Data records
=-=-=

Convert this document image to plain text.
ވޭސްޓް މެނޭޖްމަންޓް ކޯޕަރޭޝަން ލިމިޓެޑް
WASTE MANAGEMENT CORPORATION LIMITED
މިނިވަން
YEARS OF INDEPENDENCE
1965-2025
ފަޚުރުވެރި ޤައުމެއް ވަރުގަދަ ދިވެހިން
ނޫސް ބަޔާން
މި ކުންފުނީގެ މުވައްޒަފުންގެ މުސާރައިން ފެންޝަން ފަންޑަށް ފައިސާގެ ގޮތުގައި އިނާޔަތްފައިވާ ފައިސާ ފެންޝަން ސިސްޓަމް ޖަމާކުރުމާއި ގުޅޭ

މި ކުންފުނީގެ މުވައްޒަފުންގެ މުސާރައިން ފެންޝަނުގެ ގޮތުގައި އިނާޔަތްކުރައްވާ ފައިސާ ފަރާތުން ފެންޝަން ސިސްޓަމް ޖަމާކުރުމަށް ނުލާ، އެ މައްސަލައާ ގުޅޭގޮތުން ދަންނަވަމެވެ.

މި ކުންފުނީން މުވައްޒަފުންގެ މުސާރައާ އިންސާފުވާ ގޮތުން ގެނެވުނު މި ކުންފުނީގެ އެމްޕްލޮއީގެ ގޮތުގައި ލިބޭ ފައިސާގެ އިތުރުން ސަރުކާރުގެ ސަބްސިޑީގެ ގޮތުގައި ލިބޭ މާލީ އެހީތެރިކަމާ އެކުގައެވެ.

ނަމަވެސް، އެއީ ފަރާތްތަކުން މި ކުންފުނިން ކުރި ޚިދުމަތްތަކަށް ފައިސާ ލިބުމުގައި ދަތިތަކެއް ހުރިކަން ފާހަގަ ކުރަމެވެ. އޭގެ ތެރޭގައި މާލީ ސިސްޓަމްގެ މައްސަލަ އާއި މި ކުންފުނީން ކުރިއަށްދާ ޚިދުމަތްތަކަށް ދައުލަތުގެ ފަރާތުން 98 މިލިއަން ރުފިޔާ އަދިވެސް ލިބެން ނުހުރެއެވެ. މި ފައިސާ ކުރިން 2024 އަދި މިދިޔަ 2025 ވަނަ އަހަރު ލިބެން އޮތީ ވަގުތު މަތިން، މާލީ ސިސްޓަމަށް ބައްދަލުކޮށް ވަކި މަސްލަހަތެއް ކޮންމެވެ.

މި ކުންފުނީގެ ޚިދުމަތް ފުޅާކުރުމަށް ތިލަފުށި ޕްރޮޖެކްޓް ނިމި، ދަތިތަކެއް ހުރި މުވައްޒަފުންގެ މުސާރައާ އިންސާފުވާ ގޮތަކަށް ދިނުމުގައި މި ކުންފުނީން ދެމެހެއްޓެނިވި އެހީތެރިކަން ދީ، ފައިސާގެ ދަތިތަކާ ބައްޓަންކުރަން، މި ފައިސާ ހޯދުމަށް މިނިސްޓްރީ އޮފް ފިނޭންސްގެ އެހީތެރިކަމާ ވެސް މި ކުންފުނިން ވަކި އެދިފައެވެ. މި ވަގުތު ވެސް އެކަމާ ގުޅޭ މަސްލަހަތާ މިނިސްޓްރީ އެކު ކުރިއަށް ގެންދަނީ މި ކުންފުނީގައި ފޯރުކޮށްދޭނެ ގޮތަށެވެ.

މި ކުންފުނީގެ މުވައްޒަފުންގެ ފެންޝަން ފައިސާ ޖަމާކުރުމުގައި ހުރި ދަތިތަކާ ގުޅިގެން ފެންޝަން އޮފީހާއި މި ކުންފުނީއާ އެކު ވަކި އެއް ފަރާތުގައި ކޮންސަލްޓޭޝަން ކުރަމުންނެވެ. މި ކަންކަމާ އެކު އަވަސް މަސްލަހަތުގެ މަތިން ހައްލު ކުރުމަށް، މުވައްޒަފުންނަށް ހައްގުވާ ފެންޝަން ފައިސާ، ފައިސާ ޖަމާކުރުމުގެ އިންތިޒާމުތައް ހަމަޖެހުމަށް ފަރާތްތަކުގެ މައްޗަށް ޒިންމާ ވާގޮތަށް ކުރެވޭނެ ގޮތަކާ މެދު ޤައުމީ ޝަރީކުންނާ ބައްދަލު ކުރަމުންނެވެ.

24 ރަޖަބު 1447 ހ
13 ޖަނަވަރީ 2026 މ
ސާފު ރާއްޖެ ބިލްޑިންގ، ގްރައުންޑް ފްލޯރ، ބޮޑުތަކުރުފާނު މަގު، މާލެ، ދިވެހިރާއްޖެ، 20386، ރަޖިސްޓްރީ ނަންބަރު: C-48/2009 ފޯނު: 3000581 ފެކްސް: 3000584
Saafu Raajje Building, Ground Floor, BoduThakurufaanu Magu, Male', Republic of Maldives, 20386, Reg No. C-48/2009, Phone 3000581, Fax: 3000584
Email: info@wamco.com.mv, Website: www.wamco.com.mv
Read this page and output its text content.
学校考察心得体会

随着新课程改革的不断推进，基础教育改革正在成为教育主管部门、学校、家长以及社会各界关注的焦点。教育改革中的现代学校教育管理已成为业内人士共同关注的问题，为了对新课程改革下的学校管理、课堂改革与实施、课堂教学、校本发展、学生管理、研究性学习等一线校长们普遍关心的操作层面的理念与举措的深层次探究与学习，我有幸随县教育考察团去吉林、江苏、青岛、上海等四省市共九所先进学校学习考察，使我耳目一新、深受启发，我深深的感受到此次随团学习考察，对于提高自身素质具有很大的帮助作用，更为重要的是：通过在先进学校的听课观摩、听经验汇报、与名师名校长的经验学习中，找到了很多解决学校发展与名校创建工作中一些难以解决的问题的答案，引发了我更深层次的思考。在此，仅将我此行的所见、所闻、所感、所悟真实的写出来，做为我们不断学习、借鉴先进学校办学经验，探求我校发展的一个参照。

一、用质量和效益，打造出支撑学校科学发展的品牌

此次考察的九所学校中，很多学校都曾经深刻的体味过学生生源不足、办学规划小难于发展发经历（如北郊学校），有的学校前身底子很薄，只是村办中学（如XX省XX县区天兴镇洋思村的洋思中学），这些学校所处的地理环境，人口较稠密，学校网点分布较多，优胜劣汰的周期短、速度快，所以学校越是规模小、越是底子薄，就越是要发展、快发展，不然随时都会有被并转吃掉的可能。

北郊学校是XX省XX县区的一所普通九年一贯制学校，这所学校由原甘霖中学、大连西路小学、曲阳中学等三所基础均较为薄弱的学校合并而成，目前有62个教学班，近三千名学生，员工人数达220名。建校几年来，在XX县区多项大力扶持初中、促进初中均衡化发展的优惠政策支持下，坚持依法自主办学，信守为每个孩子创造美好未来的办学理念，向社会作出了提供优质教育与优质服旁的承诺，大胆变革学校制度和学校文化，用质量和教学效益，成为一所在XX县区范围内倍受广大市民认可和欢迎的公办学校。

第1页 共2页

=-=-=

_THE EXERCISE_:
Write the number of lines containing the word "this" and nothing besides it.

_OUTPUT OF THE EXERCISE_:
2